Carry on the Gossamer conversation with Arissa about her upbringing and her start in community organizing, picking up right after its final sentence.

Document text:
····················

This Conversation with Arissa appears in the newest print volume of Gossamer, but we’ve decided to run it online ahead of schedule to help spotlight the incredible work she and her organization do—now and all the time. To pre-order Volume Five, go here. We are continuing to donate 5% of all sales to non-profit bailout groups all across the country, as well as organizations dedicated to dismantling systemic racism as we know it. If you’d like to donate directly, we recommend National Bail Out, Fair Fight, and Black Visions Collective, or email us at email@example.com and we can suggest others.
Life started on Long Island. I am the granddaughter of black migrants in the south who came up from South Carolina, Mississippi, Georgia in the ’60s. Both of my parents are born and raised New Yorkers. Family is really important to me, and I try to be really intentional in building and maintaining relationships with them. But I also have family outside of blood based in deep friendship.
I always say that I was born on Long Island, but I was raised in Brooklyn. Brooklyn is where I would go and hang out as a teenager, and where I came into myself and my being. It’s where I first experienced the diversity of Blackness, and where I first came into my queerness. Brooklyn very much raised me.
Brooklyn is also where I first started community organizing, when I cofounded Sunset Park Cop Watch with some friends in the neighborhood. It was during the time after Trayvon Martin and the killing of Eric Garner, so there was a lot of political unrest and a lot of attention paid to gratuitous violence and brutality by police officers on Black folks. I was working in Harlem at an affordable housing development called Broadway Housing Communities, thinking about gentrification, cultivated spaces, and what it means to be able to live and sustain yourself in New York City as Black and Latinx people. And not have to pay most of your salary to do that.

····················

Supplied information:

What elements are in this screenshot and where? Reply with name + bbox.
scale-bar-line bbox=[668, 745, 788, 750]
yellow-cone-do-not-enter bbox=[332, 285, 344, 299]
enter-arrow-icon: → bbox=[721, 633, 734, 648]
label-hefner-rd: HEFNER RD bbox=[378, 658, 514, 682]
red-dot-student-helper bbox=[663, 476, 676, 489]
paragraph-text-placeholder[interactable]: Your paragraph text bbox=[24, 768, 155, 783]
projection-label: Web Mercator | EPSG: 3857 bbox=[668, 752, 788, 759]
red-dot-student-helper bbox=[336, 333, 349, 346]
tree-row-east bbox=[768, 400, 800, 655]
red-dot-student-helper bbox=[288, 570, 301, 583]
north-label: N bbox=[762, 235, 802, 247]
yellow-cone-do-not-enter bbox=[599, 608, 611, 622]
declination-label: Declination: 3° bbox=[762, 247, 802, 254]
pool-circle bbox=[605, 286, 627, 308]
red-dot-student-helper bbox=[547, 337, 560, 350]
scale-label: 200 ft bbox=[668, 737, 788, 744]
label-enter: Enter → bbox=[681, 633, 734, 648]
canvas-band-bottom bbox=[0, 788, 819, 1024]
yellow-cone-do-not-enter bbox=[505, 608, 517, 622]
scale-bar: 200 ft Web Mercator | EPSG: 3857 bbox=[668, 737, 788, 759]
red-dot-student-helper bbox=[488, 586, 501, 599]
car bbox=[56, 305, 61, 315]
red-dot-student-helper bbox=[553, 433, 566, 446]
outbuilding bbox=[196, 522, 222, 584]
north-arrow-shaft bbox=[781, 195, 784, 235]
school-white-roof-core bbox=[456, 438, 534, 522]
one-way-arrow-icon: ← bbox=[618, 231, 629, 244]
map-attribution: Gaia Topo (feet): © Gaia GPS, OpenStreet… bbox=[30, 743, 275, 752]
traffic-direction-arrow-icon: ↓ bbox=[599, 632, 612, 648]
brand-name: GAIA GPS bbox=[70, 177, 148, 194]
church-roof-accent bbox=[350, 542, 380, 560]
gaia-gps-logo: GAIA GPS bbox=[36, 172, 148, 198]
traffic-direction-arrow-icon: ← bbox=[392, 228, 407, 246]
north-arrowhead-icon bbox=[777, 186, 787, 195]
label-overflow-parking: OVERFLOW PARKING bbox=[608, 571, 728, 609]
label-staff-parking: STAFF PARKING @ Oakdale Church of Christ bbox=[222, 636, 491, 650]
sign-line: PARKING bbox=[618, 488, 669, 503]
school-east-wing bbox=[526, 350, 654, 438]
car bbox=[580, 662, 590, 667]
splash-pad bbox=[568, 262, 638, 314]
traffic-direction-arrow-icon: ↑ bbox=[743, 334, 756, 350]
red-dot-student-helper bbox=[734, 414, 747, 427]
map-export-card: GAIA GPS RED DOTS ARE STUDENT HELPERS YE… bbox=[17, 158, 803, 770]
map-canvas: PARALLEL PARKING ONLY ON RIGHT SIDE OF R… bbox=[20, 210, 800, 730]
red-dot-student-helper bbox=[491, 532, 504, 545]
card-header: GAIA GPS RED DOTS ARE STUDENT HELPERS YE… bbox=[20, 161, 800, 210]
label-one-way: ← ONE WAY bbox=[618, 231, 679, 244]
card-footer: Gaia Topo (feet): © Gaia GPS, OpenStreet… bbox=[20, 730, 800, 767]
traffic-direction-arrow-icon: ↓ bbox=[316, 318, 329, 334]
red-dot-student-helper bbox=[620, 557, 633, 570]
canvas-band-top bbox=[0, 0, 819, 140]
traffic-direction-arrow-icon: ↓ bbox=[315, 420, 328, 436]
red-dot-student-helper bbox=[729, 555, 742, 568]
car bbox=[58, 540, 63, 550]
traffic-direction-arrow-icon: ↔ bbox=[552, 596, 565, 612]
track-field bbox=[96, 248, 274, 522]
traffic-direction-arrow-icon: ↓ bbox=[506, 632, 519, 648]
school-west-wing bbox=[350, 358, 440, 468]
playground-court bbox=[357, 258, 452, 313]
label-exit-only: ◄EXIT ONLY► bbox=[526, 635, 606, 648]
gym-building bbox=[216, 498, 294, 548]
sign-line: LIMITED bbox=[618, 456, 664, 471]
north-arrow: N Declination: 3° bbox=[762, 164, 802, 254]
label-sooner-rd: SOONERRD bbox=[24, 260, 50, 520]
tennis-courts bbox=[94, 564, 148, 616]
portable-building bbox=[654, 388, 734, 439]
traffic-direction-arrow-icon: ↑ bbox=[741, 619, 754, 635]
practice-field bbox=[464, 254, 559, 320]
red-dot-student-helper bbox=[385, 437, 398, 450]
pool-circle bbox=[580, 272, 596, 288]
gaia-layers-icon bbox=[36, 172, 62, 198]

····················

Written response:
My friend and I were living together in Sunset Park, which is a predominantly Asian and Latinx community, and we recognized that we were newcomers to that neighborhood. We were asking ourselves, “What does that mean? What is our position as Black folks new to the neighborhood?” But also thinking about how we could be useful in the communities where we were laying our heads.
I was already coming into my own political identity at the time, and my friend was dating this guy who was an organizer and had a relationship with Cop Watch of New York City. We started doing study groups, and he invited me to a Know Your Rights training. They suggested we start a Cop Watch in Sunset Park, and so we did.
We got together with other like-minded folks from the community and we started patrolling the streets, watching cops, and watching how they interacted with people in the neighborhood. We’d tell folks, “If you have a police interaction, this is how you can engage or choose not to engage with them, and how you can document what that looks like, etc.” It’s harm reduction, right? Especially for Black and Latinx communities, for whom the police are constantly a threat. We know that harm is inevitable most of the time, but how can we reduce that harm with the knowledge that we have?
I’m the great-granddaughter of a sharecropper. He passed away when he was around 105 years old and I was in my early 20s. We were very close. His father was an ex-slave whose name was Friday because he was born on a Friday. So growing up, I had a very keen awareness of Blackness, of Black struggle and resilience, and also of the ways in which Black folk have been oppressed. Just from being in the deep South with my family, coming from a lineage of sharecroppers and slaves, and not being disconnected from that. It was not a far-off idea. Most people talk about slavery like it was a long, long time ago. And it’s like, “Oh, no. My grandad’s father was enslaved.” It was very real and tangible.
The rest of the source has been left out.